### Aim
Tell how many lines carry the word "screenshot"; the reply is the number and nothing else.

### Given data
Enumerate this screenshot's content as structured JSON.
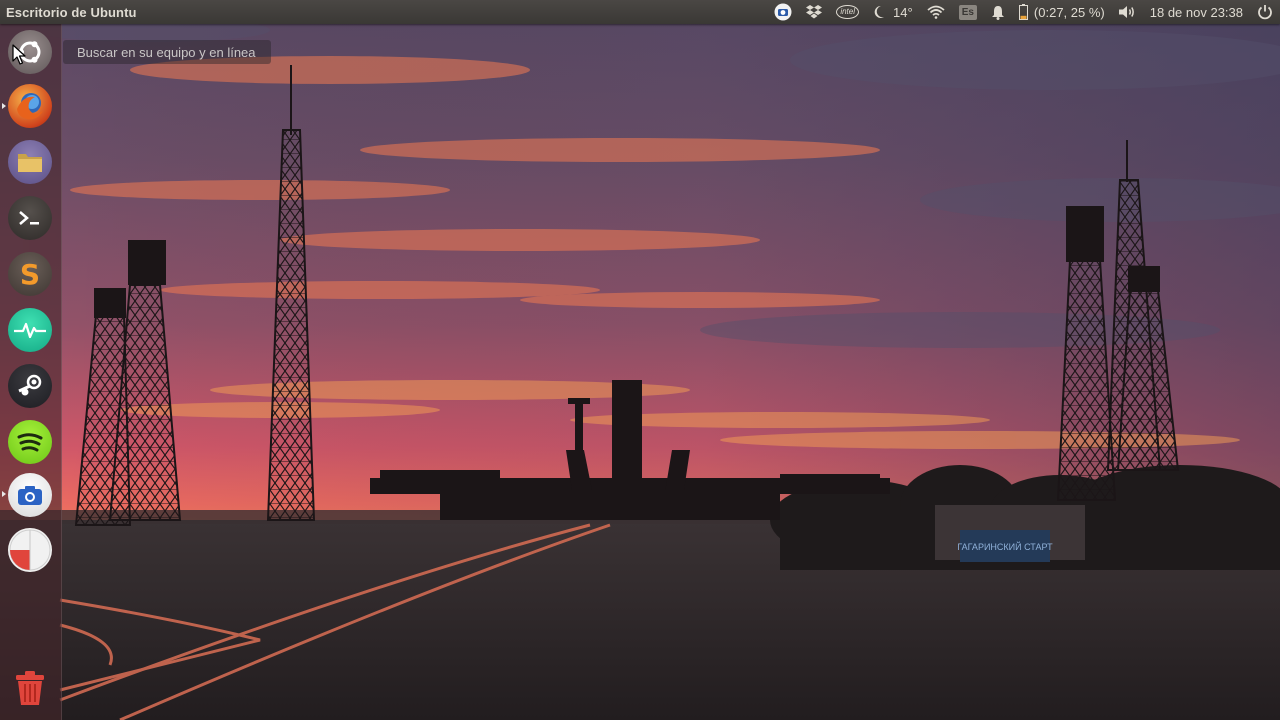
{
  "panel": {
    "title": "Escritorio de Ubuntu",
    "indicators": [
      {
        "name": "camera-indicator-icon"
      },
      {
        "name": "dropbox-icon"
      },
      {
        "name": "intel-icon",
        "text": "intel"
      },
      {
        "name": "weather-moon-icon",
        "text": "14°"
      },
      {
        "name": "wifi-icon"
      },
      {
        "name": "keyboard-layout",
        "text": "Es"
      },
      {
        "name": "notification-bell-icon"
      },
      {
        "name": "battery-icon",
        "text": "(0:27, 25 %)",
        "level": 0.25
      },
      {
        "name": "volume-icon"
      },
      {
        "name": "clock",
        "text": "18 de nov 23:38"
      },
      {
        "name": "session-power-icon"
      }
    ]
  },
  "search": {
    "placeholder": "Buscar en su equipo y en línea"
  },
  "launcher": {
    "items": [
      {
        "name": "ubuntu-dash-icon",
        "running": false
      },
      {
        "name": "firefox-icon",
        "running": true
      },
      {
        "name": "files-icon",
        "running": false
      },
      {
        "name": "terminal-icon",
        "running": false
      },
      {
        "name": "sublime-text-icon",
        "running": false,
        "letter": "S"
      },
      {
        "name": "system-monitor-icon",
        "running": false
      },
      {
        "name": "steam-icon",
        "running": false
      },
      {
        "name": "spotify-icon",
        "running": false
      },
      {
        "name": "screenshot-camera-icon",
        "running": true
      },
      {
        "name": "disk-usage-icon",
        "running": false
      },
      {
        "name": "trash-icon",
        "running": false
      }
    ]
  },
  "wallpaper": {
    "description_colors": [
      "#6a5d78",
      "#e8625a",
      "#f08a3c",
      "#3a3038"
    ],
    "sign_text": "ГАГАРИНСКИЙ СТАРТ"
  }
}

### Completed exercise
2